• **Goal of the exercise**: In all of the data below, change every "info-sup" to "info-superscript" and keep everything else the same. Leave the pictures out of your answer.

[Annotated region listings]
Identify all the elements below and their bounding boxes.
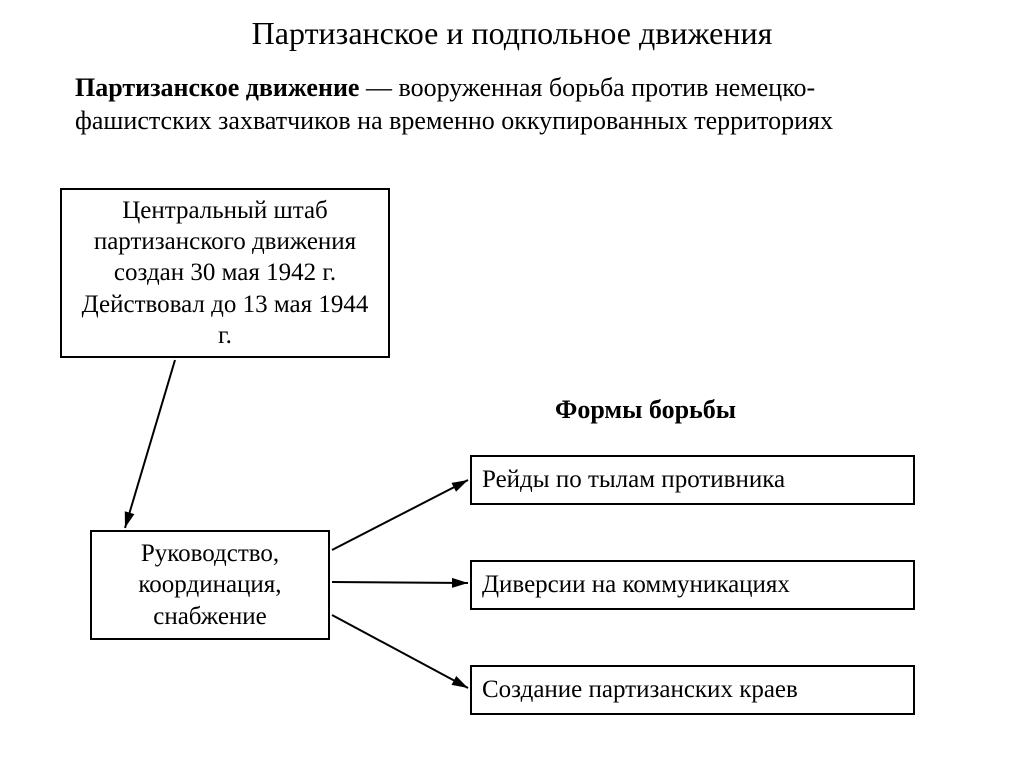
leadership-box-text: Руководство, координация, снабжение — [102, 538, 318, 632]
form-box-1: Рейды по тылам противника — [470, 455, 915, 505]
definition-term: Партизанское движение — [75, 73, 359, 102]
form-box-2-text: Диверсии на коммуникациях — [482, 569, 790, 600]
page-title: Партизанское и подпольное движения — [0, 15, 1024, 52]
hq-box-text: Центральный штаб партизанского движения … — [72, 195, 378, 351]
definition-sep: — — [359, 73, 398, 102]
form-box-3: Создание партизанских краев — [470, 665, 915, 715]
definition-block: Партизанское движение — вооруженная борь… — [75, 72, 945, 137]
forms-heading: Формы борьбы — [555, 395, 736, 425]
leadership-box: Руководство, координация, снабжение — [90, 530, 330, 640]
hq-box: Центральный штаб партизанского движения … — [60, 188, 390, 358]
form-box-1-text: Рейды по тылам противника — [482, 464, 785, 495]
form-box-2: Диверсии на коммуникациях — [470, 560, 915, 610]
form-box-3-text: Создание партизанских краев — [482, 674, 798, 705]
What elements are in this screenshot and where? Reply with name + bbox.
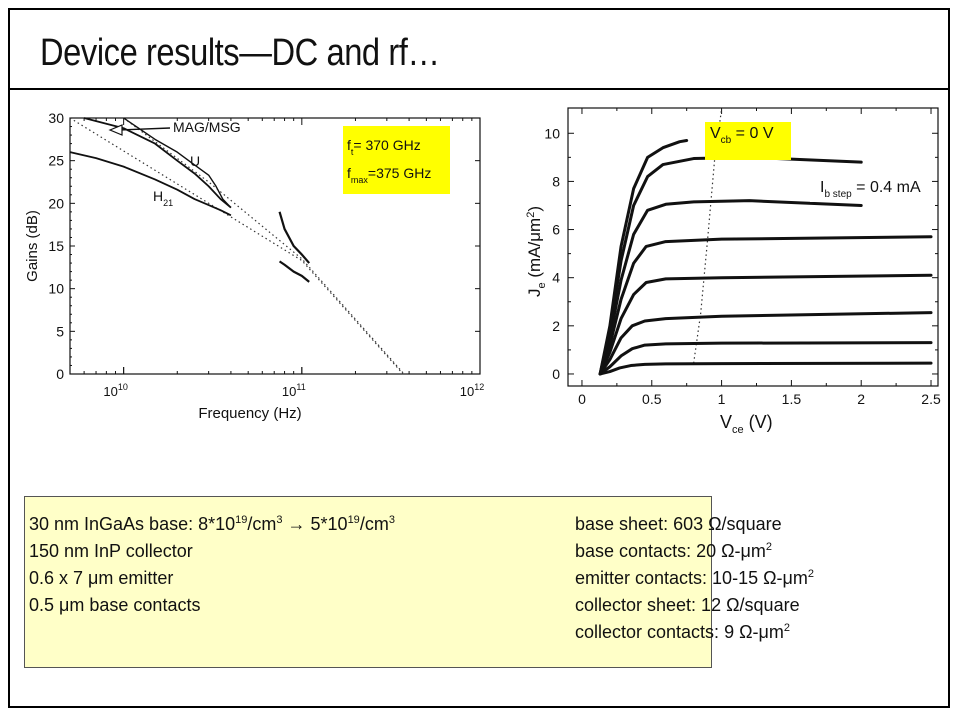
y-tick-label: 4 bbox=[552, 270, 560, 286]
gains-chart: 0 5 10 15 20 25 30 1010 1011 1012 Frequency (Hz) Ga… bbox=[24, 110, 484, 422]
info-text: /cm bbox=[247, 514, 277, 534]
ft-fmax-box bbox=[343, 126, 450, 194]
gain-curve bbox=[278, 211, 311, 264]
x-tick-label: 1010 bbox=[103, 382, 127, 399]
je-curve bbox=[598, 311, 933, 376]
info-sup: 2 bbox=[807, 568, 815, 580]
x-tick-label: 2.5 bbox=[921, 391, 941, 407]
ib-box bbox=[810, 174, 930, 202]
info-line-base-sheet: base sheet: 603 Ω/square bbox=[575, 514, 782, 534]
info-text: collector contacts: 9 Ω-μm bbox=[575, 622, 784, 642]
vcb-label: Vcb = 0 V bbox=[710, 125, 774, 146]
je-curve bbox=[598, 235, 933, 376]
x-axis-label: Vce (V) bbox=[720, 412, 773, 436]
x-tick-label: 0.5 bbox=[642, 391, 662, 407]
y-tick-label: 10 bbox=[48, 281, 64, 297]
curve-label-h21: H21 bbox=[153, 188, 173, 208]
title-bar: Device results—DC and rf… bbox=[10, 10, 948, 90]
gain-curve bbox=[83, 117, 232, 209]
info-line-collector: 150 nm InP collector bbox=[29, 541, 193, 561]
je-curve bbox=[598, 341, 933, 376]
info-text: → 5*10 bbox=[282, 514, 348, 534]
label-arrow bbox=[117, 127, 171, 131]
ib-label: Ib step = 0.4 mA bbox=[820, 179, 921, 200]
label-arrowhead bbox=[108, 124, 123, 136]
info-line-base-contact-res: base contacts: 20 Ω-μm2 bbox=[575, 538, 814, 565]
info-line-emitter-contact-res: emitter contacts: 10-15 Ω-μm2 bbox=[575, 565, 814, 592]
asymptote-line bbox=[69, 117, 404, 375]
x-tick-label: 0 bbox=[578, 391, 586, 407]
je-curve bbox=[598, 199, 863, 376]
info-sup: 3 bbox=[388, 514, 395, 526]
info-line-base: 30 nm InGaAs base: 8*1019/cm3 → 5*1019/c… bbox=[29, 511, 395, 538]
y-tick-label: 15 bbox=[48, 238, 64, 254]
y-tick-label: 10 bbox=[544, 125, 560, 141]
y-tick-label: 8 bbox=[552, 173, 560, 189]
info-right-column: base sheet: 603 Ω/square base contacts: … bbox=[575, 511, 814, 646]
y-tick-label: 6 bbox=[552, 222, 560, 238]
info-text: 30 nm InGaAs base: 8*10 bbox=[29, 514, 236, 534]
info-left-column: 30 nm InGaAs base: 8*1019/cm3 → 5*1019/c… bbox=[29, 511, 395, 619]
gain-curve bbox=[69, 151, 232, 217]
y-tick-label: 30 bbox=[48, 110, 64, 126]
vcb-box bbox=[705, 122, 791, 160]
y-axis-label: Gains (dB) bbox=[24, 210, 41, 282]
x-tick-label: 1011 bbox=[282, 382, 306, 399]
info-sup: 2 bbox=[765, 541, 773, 553]
x-tick-label: 2 bbox=[857, 391, 865, 407]
asymptote-line bbox=[123, 117, 405, 375]
y-tick-label: 5 bbox=[56, 323, 64, 339]
curve-label-u: U bbox=[190, 153, 200, 169]
info-text: base contacts: 20 Ω-μm bbox=[575, 541, 766, 561]
info-sup: 2 bbox=[783, 622, 791, 634]
device-info-box: 30 nm InGaAs base: 8*1019/cm3 → 5*1019/c… bbox=[24, 496, 814, 668]
je-vce-chart: 0 2 4 6 8 10 0 0.5 1 1.5 2 2.5 Vce (V) Je (mA/μm2) Vcb… bbox=[525, 107, 941, 436]
y-tick-label: 2 bbox=[552, 318, 560, 334]
slide-title: Device results—DC and rf… bbox=[40, 32, 440, 74]
x-axis-label: Frequency (Hz) bbox=[198, 405, 301, 422]
je-curve bbox=[598, 273, 933, 376]
x-tick-label: 1 bbox=[718, 391, 726, 407]
y-tick-label: 25 bbox=[48, 153, 64, 169]
info-line-emitter: 0.6 x 7 μm emitter bbox=[29, 568, 174, 588]
x-tick-label: 1.5 bbox=[782, 391, 802, 407]
info-text: /cm bbox=[359, 514, 389, 534]
info-text: emitter contacts: 10-15 Ω-μm bbox=[575, 568, 808, 588]
info-line-base-contacts: 0.5 μm base contacts bbox=[29, 595, 201, 615]
y-tick-label: 0 bbox=[552, 366, 560, 382]
gain-curve bbox=[278, 260, 310, 283]
info-line-collector-contact-res: collector contacts: 9 Ω-μm2 bbox=[575, 619, 814, 646]
info-sup: 19 bbox=[347, 514, 360, 526]
plot-frame bbox=[567, 107, 939, 387]
info-sup: 19 bbox=[235, 514, 248, 526]
ft-label: ft= 370 GHz bbox=[347, 137, 421, 157]
x-tick-label: 1012 bbox=[460, 382, 484, 399]
y-tick-label: 20 bbox=[48, 195, 64, 211]
y-axis-label: Je (mA/μm2) bbox=[525, 206, 548, 297]
y-tick-label: 0 bbox=[56, 366, 64, 382]
info-line-collector-sheet: collector sheet: 12 Ω/square bbox=[575, 595, 800, 615]
gain-curve bbox=[123, 117, 232, 209]
je-curve bbox=[598, 138, 689, 376]
curve-label-mag: MAG/MSG bbox=[173, 119, 241, 135]
info-sup: 3 bbox=[276, 514, 283, 526]
fmax-label: fmax=375 GHz bbox=[347, 165, 431, 185]
je-curve bbox=[598, 361, 933, 376]
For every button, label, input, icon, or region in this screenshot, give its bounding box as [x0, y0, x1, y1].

• **Completed exercise**:
Identify all the elements below and their bounding boxes.
leadership-box-text: Руководство, координация, снабжение — [102, 538, 318, 632]
form-box-1: Рейды по тылам противника — [470, 455, 915, 505]
definition-term: Партизанское движение — [75, 73, 359, 102]
form-box-2-text: Диверсии на коммуникациях — [482, 569, 790, 600]
page-title: Партизанское и подпольное движения — [0, 15, 1024, 52]
hq-box-text: Центральный штаб партизанского движения … — [72, 195, 378, 351]
definition-sep: — — [359, 73, 398, 102]
form-box-3: Создание партизанских краев — [470, 665, 915, 715]
definition-block: Партизанское движение — вооруженная борь… — [75, 72, 945, 137]
forms-heading: Формы борьбы — [555, 395, 736, 425]
leadership-box: Руководство, координация, снабжение — [90, 530, 330, 640]
hq-box: Центральный штаб партизанского движения … — [60, 188, 390, 358]
form-box-1-text: Рейды по тылам противника — [482, 464, 785, 495]
form-box-2: Диверсии на коммуникациях — [470, 560, 915, 610]
form-box-3-text: Создание партизанских краев — [482, 674, 798, 705]
What elements are in this screenshot and where? Reply with name + bbox.
y-tick-label: 4 bbox=[552, 270, 560, 286]
gains-chart: 0 5 10 15 20 25 30 1010 1011 1012 Frequency (Hz) Ga… bbox=[24, 110, 484, 422]
info-text: /cm bbox=[247, 514, 277, 534]
ft-fmax-box bbox=[343, 126, 450, 194]
gain-curve bbox=[278, 211, 311, 264]
x-tick-label: 1010 bbox=[103, 382, 127, 399]
je-curve bbox=[598, 311, 933, 376]
info-superscript: 2 bbox=[807, 568, 815, 580]
x-tick-label: 2.5 bbox=[921, 391, 941, 407]
ib-box bbox=[810, 174, 930, 202]
info-line-base-sheet: base sheet: 603 Ω/square bbox=[575, 514, 782, 534]
info-text: collector contacts: 9 Ω-μm bbox=[575, 622, 784, 642]
vcb-label: Vcb = 0 V bbox=[710, 125, 774, 146]
je-curve bbox=[598, 235, 933, 376]
x-axis-label: Vce (V) bbox=[720, 412, 773, 436]
x-tick-label: 0.5 bbox=[642, 391, 662, 407]
y-tick-label: 10 bbox=[48, 281, 64, 297]
curve-label-h21: H21 bbox=[153, 188, 173, 208]
title-bar: Device results—DC and rf… bbox=[10, 10, 948, 90]
gain-curve bbox=[83, 117, 232, 209]
info-line-collector: 150 nm InP collector bbox=[29, 541, 193, 561]
je-curve bbox=[598, 341, 933, 376]
info-text: → 5*10 bbox=[282, 514, 348, 534]
label-arrow bbox=[117, 127, 171, 131]
ib-label: Ib step = 0.4 mA bbox=[820, 179, 921, 200]
label-arrowhead bbox=[108, 124, 123, 136]
info-line-base-contact-res: base contacts: 20 Ω-μm2 bbox=[575, 538, 814, 565]
info-line-emitter-contact-res: emitter contacts: 10-15 Ω-μm2 bbox=[575, 565, 814, 592]
asymptote-line bbox=[69, 117, 404, 375]
x-tick-label: 0 bbox=[578, 391, 586, 407]
je-curve bbox=[598, 199, 863, 376]
info-superscript: 3 bbox=[388, 514, 395, 526]
info-line-base: 30 nm InGaAs base: 8*1019/cm3 → 5*1019/c… bbox=[29, 511, 395, 538]
y-tick-label: 15 bbox=[48, 238, 64, 254]
y-tick-label: 10 bbox=[544, 125, 560, 141]
y-tick-label: 8 bbox=[552, 173, 560, 189]
info-right-column: base sheet: 603 Ω/square base contacts: … bbox=[575, 511, 814, 646]
y-tick-label: 6 bbox=[552, 222, 560, 238]
info-text: 30 nm InGaAs base: 8*10 bbox=[29, 514, 236, 534]
info-left-column: 30 nm InGaAs base: 8*1019/cm3 → 5*1019/c… bbox=[29, 511, 395, 619]
gain-curve bbox=[69, 151, 232, 217]
y-tick-label: 30 bbox=[48, 110, 64, 126]
vcb-box bbox=[705, 122, 791, 160]
y-axis-label: Gains (dB) bbox=[24, 210, 41, 282]
x-tick-label: 1011 bbox=[282, 382, 306, 399]
info-superscript: 2 bbox=[765, 541, 773, 553]
x-tick-label: 2 bbox=[857, 391, 865, 407]
asymptote-line bbox=[123, 117, 405, 375]
y-tick-label: 5 bbox=[56, 323, 64, 339]
curve-label-u: U bbox=[190, 153, 200, 169]
info-text: base contacts: 20 Ω-μm bbox=[575, 541, 766, 561]
info-superscript: 2 bbox=[783, 622, 791, 634]
device-info-box: 30 nm InGaAs base: 8*1019/cm3 → 5*1019/c… bbox=[24, 496, 814, 668]
je-vce-chart: 0 2 4 6 8 10 0 0.5 1 1.5 2 2.5 Vce (V) Je (mA/μm2) Vcb… bbox=[525, 107, 941, 436]
y-tick-label: 2 bbox=[552, 318, 560, 334]
slide-title: Device results—DC and rf… bbox=[40, 32, 440, 74]
x-axis-label: Frequency (Hz) bbox=[198, 405, 301, 422]
je-curve bbox=[598, 273, 933, 376]
x-tick-label: 1 bbox=[718, 391, 726, 407]
y-tick-label: 25 bbox=[48, 153, 64, 169]
info-line-emitter: 0.6 x 7 μm emitter bbox=[29, 568, 174, 588]
x-tick-label: 1.5 bbox=[782, 391, 802, 407]
info-text: /cm bbox=[359, 514, 389, 534]
info-text: emitter contacts: 10-15 Ω-μm bbox=[575, 568, 808, 588]
info-line-base-contacts: 0.5 μm base contacts bbox=[29, 595, 201, 615]
y-tick-label: 0 bbox=[552, 366, 560, 382]
gain-curve bbox=[278, 260, 310, 283]
info-line-collector-contact-res: collector contacts: 9 Ω-μm2 bbox=[575, 619, 814, 646]
info-superscript: 19 bbox=[347, 514, 360, 526]
plot-frame bbox=[567, 107, 939, 387]
info-superscript: 19 bbox=[235, 514, 248, 526]
ft-label: ft= 370 GHz bbox=[347, 137, 421, 157]
x-tick-label: 1012 bbox=[460, 382, 484, 399]
y-tick-label: 20 bbox=[48, 195, 64, 211]
y-axis-label: Je (mA/μm2) bbox=[525, 206, 548, 297]
y-tick-label: 0 bbox=[56, 366, 64, 382]
info-line-collector-sheet: collector sheet: 12 Ω/square bbox=[575, 595, 800, 615]
gain-curve bbox=[123, 117, 232, 209]
je-curve bbox=[598, 138, 689, 376]
curve-label-mag: MAG/MSG bbox=[173, 119, 241, 135]
info-superscript: 3 bbox=[276, 514, 283, 526]
fmax-label: fmax=375 GHz bbox=[347, 165, 431, 185]
je-curve bbox=[598, 361, 933, 376]
For every button, label, input, icon, or region in this screenshot, give its bounding box as [x0, y0, x1, y1].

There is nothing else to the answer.